"All My Life" is a hit song written by Karla Bonoff and originally performed by Bonoff on her album New World (1988).

The following year, Linda Ronstadt and Aaron Neville performed the song as a duet on Ronstadt's triple platinum-certified album Cry Like a Rainstorm, Howl Like the Wind (1989); this was the second global hit from Ronstadt and Neville.

The song was released as a single in early 1990 and hit number 1 on the Billboard Adult contemporary chart (where it held for three weeks) as well as number 11 on both the Cash Box Top 100 and the Billboard Hot 100 chart. It was another international hit for the duo. It reached number 10 in Canada and Ireland.

"All My Life" won the award for Best Pop Performance by a Duo or Group with Vocal at the 1991 Grammy Awards.

→ **DIRECTION 1**
Decide whether each statement agrees with the song passage above, answering yes or no and quoting the words that settle it: (a) Karla Bonoff wrote the song. (b) The single reached number 1 on the Billboard Hot 100. (c) The song won an award at the 1991 Grammy Awards.
→ **DIRECTION 2**
Transcribe the part of the song passage above that opens with the words "The following year, Linda" and closes with "Canada and Ireland.".

→ **SOURCE MATERIAL**

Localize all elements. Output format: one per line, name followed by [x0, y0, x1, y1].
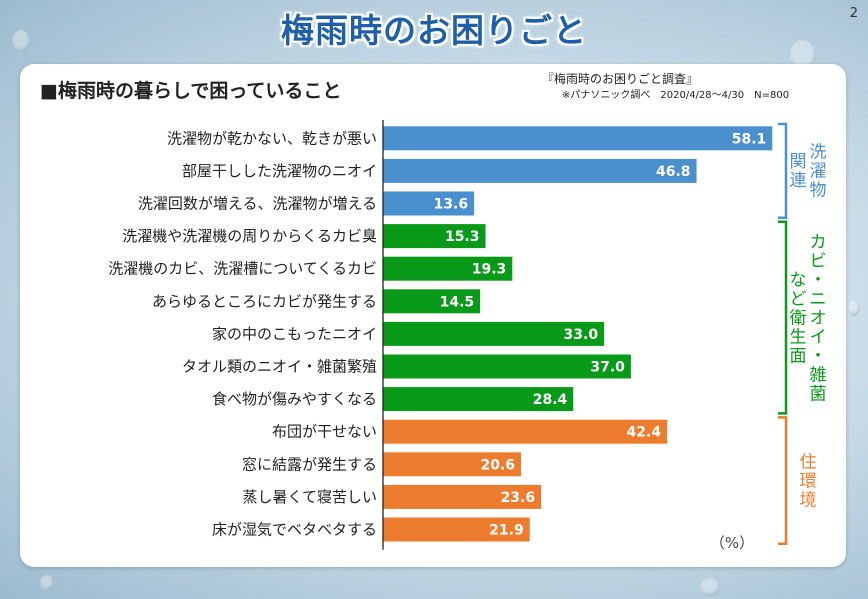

→ **WRITTEN RESPONSE 1**
(a) Yes: "written by Karla Bonoff"
(b) No: "number 11 on both the Cash Box Top 100 and the Billboard Hot 100 chart"
(c) Yes: "won the award for Best Pop Performance by a Duo or Group with Vocal at the 1991 Grammy Awards"

→ **WRITTEN RESPONSE 2**
The following year, Linda Ronstadt and Aaron Neville performed the song as a duet on Ronstadt's triple platinum-certified album Cry Like a Rainstorm, Howl Like the Wind (1989); this was the second global hit from Ronstadt and Neville.

The song was released as a single in early 1990 and hit number 1 on the Billboard Adult contemporary chart (where it held for three weeks) as well as number 11 on both the Cash Box Top 100 and the Billboard Hot 100 chart. It was another international hit for the duo. It reached number 10 in Canada and Ireland.